[START RECORDED INFORMATION]

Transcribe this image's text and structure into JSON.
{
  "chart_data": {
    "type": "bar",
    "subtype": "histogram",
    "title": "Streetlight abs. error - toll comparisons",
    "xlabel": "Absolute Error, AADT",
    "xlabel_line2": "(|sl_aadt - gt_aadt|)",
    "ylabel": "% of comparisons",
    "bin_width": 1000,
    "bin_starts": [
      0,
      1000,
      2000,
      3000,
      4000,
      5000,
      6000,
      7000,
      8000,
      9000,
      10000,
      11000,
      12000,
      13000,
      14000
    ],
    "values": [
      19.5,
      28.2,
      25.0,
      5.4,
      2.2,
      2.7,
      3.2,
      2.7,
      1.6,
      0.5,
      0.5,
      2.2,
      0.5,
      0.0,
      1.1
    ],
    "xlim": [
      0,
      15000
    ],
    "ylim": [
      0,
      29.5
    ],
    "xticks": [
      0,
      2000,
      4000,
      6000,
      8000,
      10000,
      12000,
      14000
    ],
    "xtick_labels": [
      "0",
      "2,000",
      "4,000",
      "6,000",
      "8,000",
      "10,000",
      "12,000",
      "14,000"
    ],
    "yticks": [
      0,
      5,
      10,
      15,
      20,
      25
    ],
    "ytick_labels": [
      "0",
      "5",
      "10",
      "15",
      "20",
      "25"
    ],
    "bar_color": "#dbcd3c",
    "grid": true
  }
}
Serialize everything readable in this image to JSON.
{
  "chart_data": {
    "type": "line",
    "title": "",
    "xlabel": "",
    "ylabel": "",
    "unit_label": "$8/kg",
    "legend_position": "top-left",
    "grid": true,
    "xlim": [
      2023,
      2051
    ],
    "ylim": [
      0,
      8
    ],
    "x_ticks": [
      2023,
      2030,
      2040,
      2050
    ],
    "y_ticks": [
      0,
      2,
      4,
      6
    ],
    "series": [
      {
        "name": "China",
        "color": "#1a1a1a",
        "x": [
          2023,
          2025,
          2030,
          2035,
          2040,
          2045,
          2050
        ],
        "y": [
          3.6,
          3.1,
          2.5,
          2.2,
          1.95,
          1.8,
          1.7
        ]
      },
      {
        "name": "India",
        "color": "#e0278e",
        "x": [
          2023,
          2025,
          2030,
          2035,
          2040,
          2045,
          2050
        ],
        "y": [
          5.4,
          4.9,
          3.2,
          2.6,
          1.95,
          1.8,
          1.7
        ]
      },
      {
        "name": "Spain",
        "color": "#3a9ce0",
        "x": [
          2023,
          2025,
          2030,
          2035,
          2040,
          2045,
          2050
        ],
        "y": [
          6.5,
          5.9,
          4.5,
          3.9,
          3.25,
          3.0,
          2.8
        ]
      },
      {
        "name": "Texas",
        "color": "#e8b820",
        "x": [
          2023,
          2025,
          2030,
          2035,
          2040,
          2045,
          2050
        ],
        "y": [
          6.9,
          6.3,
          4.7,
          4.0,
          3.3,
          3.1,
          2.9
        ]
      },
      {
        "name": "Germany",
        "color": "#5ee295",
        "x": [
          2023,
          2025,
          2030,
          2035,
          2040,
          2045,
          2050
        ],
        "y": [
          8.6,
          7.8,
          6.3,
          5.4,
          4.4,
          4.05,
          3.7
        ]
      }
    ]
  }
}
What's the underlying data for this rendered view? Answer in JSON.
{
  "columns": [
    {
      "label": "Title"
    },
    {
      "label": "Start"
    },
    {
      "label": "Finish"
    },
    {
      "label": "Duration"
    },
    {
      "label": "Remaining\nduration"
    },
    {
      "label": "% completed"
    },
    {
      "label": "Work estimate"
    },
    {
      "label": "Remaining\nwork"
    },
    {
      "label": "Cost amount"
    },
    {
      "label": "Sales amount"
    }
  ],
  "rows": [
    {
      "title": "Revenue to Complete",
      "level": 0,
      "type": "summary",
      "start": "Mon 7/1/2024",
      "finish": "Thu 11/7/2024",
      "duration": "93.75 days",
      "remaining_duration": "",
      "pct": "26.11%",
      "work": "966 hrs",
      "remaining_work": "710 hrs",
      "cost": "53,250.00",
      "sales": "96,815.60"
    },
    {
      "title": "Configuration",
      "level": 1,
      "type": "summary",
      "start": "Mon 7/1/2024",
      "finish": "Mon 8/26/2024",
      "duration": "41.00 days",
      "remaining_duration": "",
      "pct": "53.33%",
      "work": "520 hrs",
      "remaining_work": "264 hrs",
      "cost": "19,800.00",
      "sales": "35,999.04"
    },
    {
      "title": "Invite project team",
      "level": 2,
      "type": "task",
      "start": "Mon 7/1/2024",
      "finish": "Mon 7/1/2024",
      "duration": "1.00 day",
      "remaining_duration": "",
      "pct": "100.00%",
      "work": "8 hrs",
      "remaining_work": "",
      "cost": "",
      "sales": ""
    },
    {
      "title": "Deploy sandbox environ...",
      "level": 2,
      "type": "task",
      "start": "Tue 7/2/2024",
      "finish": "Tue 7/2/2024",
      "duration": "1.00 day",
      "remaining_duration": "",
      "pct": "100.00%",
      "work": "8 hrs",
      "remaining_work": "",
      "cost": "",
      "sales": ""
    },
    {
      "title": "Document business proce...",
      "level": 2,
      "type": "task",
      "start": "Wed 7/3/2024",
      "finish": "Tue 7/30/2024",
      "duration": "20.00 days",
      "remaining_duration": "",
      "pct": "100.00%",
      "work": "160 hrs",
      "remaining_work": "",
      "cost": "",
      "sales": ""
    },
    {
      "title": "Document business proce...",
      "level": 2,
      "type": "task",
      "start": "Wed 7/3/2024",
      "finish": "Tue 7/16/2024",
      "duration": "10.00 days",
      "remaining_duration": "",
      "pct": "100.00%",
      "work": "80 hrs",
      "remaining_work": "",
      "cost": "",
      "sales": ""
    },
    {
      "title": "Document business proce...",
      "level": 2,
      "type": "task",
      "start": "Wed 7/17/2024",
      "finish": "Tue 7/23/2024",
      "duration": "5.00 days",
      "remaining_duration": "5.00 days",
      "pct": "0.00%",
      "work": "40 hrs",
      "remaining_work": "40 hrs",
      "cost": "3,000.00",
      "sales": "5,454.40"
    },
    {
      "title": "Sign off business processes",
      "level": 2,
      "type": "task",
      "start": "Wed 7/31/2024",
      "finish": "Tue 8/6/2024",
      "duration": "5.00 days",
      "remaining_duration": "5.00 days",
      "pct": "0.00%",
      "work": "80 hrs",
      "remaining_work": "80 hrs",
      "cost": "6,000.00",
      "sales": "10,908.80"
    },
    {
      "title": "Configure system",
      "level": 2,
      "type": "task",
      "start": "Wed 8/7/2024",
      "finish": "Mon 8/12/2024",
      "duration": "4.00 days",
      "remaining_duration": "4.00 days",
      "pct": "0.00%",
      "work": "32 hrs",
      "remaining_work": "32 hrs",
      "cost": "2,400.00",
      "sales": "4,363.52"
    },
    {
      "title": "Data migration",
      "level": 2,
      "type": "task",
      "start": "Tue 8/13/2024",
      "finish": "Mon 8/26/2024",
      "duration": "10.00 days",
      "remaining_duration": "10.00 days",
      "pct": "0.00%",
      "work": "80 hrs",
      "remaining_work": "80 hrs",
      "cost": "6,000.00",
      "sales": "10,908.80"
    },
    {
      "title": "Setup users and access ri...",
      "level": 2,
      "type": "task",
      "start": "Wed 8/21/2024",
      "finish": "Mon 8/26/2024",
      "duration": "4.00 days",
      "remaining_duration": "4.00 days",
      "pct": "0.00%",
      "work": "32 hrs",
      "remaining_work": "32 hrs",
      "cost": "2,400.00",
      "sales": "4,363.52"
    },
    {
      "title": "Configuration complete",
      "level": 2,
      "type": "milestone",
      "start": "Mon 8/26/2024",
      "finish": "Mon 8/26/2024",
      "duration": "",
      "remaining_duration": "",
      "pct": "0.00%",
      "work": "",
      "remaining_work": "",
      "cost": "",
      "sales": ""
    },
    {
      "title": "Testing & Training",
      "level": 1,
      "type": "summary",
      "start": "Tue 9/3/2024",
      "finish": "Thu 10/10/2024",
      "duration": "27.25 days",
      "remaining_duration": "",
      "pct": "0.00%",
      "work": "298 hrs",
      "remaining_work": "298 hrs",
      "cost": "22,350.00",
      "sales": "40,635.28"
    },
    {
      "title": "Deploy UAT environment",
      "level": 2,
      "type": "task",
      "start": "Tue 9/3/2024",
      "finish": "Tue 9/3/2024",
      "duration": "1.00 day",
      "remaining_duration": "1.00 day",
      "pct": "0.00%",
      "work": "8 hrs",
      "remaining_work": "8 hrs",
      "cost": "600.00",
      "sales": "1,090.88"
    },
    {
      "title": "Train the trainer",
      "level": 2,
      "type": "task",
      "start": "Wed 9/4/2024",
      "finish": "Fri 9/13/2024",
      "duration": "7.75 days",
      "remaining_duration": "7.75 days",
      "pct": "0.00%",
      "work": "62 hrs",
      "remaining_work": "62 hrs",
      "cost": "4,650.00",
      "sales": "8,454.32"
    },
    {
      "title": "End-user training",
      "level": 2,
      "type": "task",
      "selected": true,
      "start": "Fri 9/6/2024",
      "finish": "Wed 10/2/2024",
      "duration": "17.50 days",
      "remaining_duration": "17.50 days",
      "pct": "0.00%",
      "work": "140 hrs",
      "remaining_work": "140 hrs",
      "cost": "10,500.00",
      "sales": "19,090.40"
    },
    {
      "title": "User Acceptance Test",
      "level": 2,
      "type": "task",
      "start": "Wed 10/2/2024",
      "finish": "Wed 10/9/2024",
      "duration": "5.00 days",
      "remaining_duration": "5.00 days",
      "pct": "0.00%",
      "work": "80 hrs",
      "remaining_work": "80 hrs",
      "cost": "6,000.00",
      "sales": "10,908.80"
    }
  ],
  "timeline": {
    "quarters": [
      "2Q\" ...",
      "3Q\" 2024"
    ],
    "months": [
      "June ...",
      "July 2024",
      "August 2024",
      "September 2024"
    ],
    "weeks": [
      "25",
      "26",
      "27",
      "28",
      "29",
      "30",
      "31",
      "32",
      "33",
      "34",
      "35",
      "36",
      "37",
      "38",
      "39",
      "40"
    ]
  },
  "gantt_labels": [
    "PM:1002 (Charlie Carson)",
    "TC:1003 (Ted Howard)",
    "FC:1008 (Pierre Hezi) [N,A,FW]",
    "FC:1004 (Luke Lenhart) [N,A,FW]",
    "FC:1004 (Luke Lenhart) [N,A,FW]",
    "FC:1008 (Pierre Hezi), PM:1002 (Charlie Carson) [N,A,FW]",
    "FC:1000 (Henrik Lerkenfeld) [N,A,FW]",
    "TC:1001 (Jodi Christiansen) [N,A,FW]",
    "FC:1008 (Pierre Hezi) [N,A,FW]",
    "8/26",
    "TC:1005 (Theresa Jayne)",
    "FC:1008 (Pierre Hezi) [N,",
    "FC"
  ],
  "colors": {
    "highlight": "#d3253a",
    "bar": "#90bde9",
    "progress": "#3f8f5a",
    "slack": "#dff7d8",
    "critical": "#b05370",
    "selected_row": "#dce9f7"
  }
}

[END RECORDED INFORMATION]

DIRECTIVE: Copy each line above that contains the string "Hezi".

CORRECT RESULT:
    "FC:1008 (Pierre Hezi) [N,A,FW]",
    "FC:1008 (Pierre Hezi), PM:1002 (Charlie Carson) [N,A,FW]",
    "FC:1008 (Pierre Hezi) [N,A,FW]",
    "FC:1008 (Pierre Hezi) [N,",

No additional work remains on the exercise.